** Begin DATA RECORDS **

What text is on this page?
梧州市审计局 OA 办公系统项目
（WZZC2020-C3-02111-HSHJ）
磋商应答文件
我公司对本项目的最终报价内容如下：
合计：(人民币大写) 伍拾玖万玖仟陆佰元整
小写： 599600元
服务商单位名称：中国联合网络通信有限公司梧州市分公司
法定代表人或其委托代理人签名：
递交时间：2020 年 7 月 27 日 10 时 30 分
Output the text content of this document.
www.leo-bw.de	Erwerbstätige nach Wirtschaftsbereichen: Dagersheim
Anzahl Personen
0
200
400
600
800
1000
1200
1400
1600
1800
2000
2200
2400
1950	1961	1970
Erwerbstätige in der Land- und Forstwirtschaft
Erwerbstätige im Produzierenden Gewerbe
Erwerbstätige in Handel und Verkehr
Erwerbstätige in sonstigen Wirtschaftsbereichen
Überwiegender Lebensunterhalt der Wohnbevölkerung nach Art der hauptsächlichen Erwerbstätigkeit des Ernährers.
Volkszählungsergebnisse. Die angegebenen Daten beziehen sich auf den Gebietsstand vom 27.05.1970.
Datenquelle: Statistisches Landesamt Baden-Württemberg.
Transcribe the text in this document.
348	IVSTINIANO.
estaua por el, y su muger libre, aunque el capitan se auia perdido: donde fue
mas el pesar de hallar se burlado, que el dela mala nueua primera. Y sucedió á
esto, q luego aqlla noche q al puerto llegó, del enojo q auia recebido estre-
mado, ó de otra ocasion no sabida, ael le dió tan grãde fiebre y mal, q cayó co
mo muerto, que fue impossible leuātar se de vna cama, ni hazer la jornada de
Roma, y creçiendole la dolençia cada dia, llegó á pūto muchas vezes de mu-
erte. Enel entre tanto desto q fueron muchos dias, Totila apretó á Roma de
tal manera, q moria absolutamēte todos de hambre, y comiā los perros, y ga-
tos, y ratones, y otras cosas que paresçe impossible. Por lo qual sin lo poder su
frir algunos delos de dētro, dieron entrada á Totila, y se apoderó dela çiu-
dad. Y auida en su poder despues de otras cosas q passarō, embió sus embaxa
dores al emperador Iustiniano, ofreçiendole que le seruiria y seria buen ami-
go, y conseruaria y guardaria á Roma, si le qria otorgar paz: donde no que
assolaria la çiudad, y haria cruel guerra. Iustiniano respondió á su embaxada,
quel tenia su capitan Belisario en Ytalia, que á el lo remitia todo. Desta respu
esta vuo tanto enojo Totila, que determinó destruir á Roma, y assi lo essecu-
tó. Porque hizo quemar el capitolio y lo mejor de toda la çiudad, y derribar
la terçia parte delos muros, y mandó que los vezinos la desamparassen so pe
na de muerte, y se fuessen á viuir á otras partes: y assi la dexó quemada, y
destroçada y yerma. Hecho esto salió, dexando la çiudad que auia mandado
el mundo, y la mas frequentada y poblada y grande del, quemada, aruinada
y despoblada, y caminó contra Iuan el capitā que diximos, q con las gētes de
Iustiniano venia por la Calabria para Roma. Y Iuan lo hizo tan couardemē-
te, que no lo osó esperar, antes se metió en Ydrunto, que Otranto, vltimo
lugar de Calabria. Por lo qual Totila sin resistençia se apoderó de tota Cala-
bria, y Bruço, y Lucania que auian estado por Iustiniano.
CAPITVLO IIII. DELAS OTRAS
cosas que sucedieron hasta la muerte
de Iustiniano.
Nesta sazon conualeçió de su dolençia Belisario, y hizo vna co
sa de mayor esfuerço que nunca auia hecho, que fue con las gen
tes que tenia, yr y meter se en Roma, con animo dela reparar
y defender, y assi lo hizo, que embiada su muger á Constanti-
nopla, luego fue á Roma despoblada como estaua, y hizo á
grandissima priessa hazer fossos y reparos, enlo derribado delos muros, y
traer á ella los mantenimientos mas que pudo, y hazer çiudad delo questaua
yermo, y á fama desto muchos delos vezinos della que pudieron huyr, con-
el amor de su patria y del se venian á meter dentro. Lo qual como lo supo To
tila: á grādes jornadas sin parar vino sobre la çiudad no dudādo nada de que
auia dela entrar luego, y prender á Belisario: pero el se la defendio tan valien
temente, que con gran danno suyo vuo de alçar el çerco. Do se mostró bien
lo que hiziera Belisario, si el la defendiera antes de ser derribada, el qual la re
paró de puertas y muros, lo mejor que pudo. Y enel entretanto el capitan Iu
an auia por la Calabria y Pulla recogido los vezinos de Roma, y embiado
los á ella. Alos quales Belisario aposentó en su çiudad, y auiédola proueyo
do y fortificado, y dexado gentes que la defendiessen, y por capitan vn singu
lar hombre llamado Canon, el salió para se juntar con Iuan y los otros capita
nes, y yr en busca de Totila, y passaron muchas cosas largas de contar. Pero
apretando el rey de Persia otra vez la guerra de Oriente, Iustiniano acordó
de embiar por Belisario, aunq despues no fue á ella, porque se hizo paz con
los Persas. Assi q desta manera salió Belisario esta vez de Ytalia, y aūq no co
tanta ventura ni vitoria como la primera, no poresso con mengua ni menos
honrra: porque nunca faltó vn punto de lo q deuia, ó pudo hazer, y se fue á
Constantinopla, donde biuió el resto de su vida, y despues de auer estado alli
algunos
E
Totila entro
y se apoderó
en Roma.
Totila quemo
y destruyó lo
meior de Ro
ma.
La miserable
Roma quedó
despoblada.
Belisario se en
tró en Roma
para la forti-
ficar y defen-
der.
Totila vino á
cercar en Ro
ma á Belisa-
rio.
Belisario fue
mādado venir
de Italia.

** End DATA RECORDS **

Each of the records should be retyped exactly.

What text is on this page?
梧州市审计局 OA 办公系统项目
（WZZC2020-C3-02111-HSHJ）
磋商应答文件
我公司对本项目的最终报价内容如下：
合计：(人民币大写) 伍拾玖万玖仟陆佰元整
小写： 599600元
服务商单位名称：中国联合网络通信有限公司梧州市分公司
法定代表人或其委托代理人签名：
递交时间：2020 年 7 月 27 日 10 时 30 分
Output the text content of this document.
www.leo-bw.de	Erwerbstätige nach Wirtschaftsbereichen: Dagersheim
Anzahl Personen
0
200
400
600
800
1000
1200
1400
1600
1800
2000
2200
2400
1950	1961	1970
Erwerbstätige in der Land- und Forstwirtschaft
Erwerbstätige im Produzierenden Gewerbe
Erwerbstätige in Handel und Verkehr
Erwerbstätige in sonstigen Wirtschaftsbereichen
Überwiegender Lebensunterhalt der Wohnbevölkerung nach Art der hauptsächlichen Erwerbstätigkeit des Ernährers.
Volkszählungsergebnisse. Die angegebenen Daten beziehen sich auf den Gebietsstand vom 27.05.1970.
Datenquelle: Statistisches Landesamt Baden-Württemberg.
Transcribe the text in this document.
348	IVSTINIANO.
estaua por el, y su muger libre, aunque el capitan se auia perdido: donde fue
mas el pesar de hallar se burlado, que el dela mala nueua primera. Y sucedió á
esto, q luego aqlla noche q al puerto llegó, del enojo q auia recebido estre-
mado, ó de otra ocasion no sabida, ael le dió tan grãde fiebre y mal, q cayó co
mo muerto, que fue impossible leuātar se de vna cama, ni hazer la jornada de
Roma, y creçiendole la dolençia cada dia, llegó á pūto muchas vezes de mu-
erte. Enel entre tanto desto q fueron muchos dias, Totila apretó á Roma de
tal manera, q moria absolutamēte todos de hambre, y comiā los perros, y ga-
tos, y ratones, y otras cosas que paresçe impossible. Por lo qual sin lo poder su
frir algunos delos de dētro, dieron entrada á Totila, y se apoderó dela çiu-
dad. Y auida en su poder despues de otras cosas q passarō, embió sus embaxa
dores al emperador Iustiniano, ofreçiendole que le seruiria y seria buen ami-
go, y conseruaria y guardaria á Roma, si le qria otorgar paz: donde no que
assolaria la çiudad, y haria cruel guerra. Iustiniano respondió á su embaxada,
quel tenia su capitan Belisario en Ytalia, que á el lo remitia todo. Desta respu
esta vuo tanto enojo Totila, que determinó destruir á Roma, y assi lo essecu-
tó. Porque hizo quemar el capitolio y lo mejor de toda la çiudad, y derribar
la terçia parte delos muros, y mandó que los vezinos la desamparassen so pe
na de muerte, y se fuessen á viuir á otras partes: y assi la dexó quemada, y
destroçada y yerma. Hecho esto salió, dexando la çiudad que auia mandado
el mundo, y la mas frequentada y poblada y grande del, quemada, aruinada
y despoblada, y caminó contra Iuan el capitā que diximos, q con las gētes de
Iustiniano venia por la Calabria para Roma. Y Iuan lo hizo tan couardemē-
te, que no lo osó esperar, antes se metió en Ydrunto, que Otranto, vltimo
lugar de Calabria. Por lo qual Totila sin resistençia se apoderó de tota Cala-
bria, y Bruço, y Lucania que auian estado por Iustiniano.
CAPITVLO IIII. DELAS OTRAS
cosas que sucedieron hasta la muerte
de Iustiniano.
Nesta sazon conualeçió de su dolençia Belisario, y hizo vna co
sa de mayor esfuerço que nunca auia hecho, que fue con las gen
tes que tenia, yr y meter se en Roma, con animo dela reparar
y defender, y assi lo hizo, que embiada su muger á Constanti-
nopla, luego fue á Roma despoblada como estaua, y hizo á
grandissima priessa hazer fossos y reparos, enlo derribado delos muros, y
traer á ella los mantenimientos mas que pudo, y hazer çiudad delo questaua
yermo, y á fama desto muchos delos vezinos della que pudieron huyr, con-
el amor de su patria y del se venian á meter dentro. Lo qual como lo supo To
tila: á grādes jornadas sin parar vino sobre la çiudad no dudādo nada de que
auia dela entrar luego, y prender á Belisario: pero el se la defendio tan valien
temente, que con gran danno suyo vuo de alçar el çerco. Do se mostró bien
lo que hiziera Belisario, si el la defendiera antes de ser derribada, el qual la re
paró de puertas y muros, lo mejor que pudo. Y enel entretanto el capitan Iu
an auia por la Calabria y Pulla recogido los vezinos de Roma, y embiado
los á ella. Alos quales Belisario aposentó en su çiudad, y auiédola proueyo
do y fortificado, y dexado gentes que la defendiessen, y por capitan vn singu
lar hombre llamado Canon, el salió para se juntar con Iuan y los otros capita
nes, y yr en busca de Totila, y passaron muchas cosas largas de contar. Pero
apretando el rey de Persia otra vez la guerra de Oriente, Iustiniano acordó
de embiar por Belisario, aunq despues no fue á ella, porque se hizo paz con
los Persas. Assi q desta manera salió Belisario esta vez de Ytalia, y aūq no co
tanta ventura ni vitoria como la primera, no poresso con mengua ni menos
honrra: porque nunca faltó vn punto de lo q deuia, ó pudo hazer, y se fue á
Constantinopla, donde biuió el resto de su vida, y despues de auer estado alli
algunos
E
Totila entro
y se apoderó
en Roma.
Totila quemo
y destruyó lo
meior de Ro
ma.
La miserable
Roma quedó
despoblada.
Belisario se en
tró en Roma
para la forti-
ficar y defen-
der.
Totila vino á
cercar en Ro
ma á Belisa-
rio.
Belisario fue
mādado venir
de Italia.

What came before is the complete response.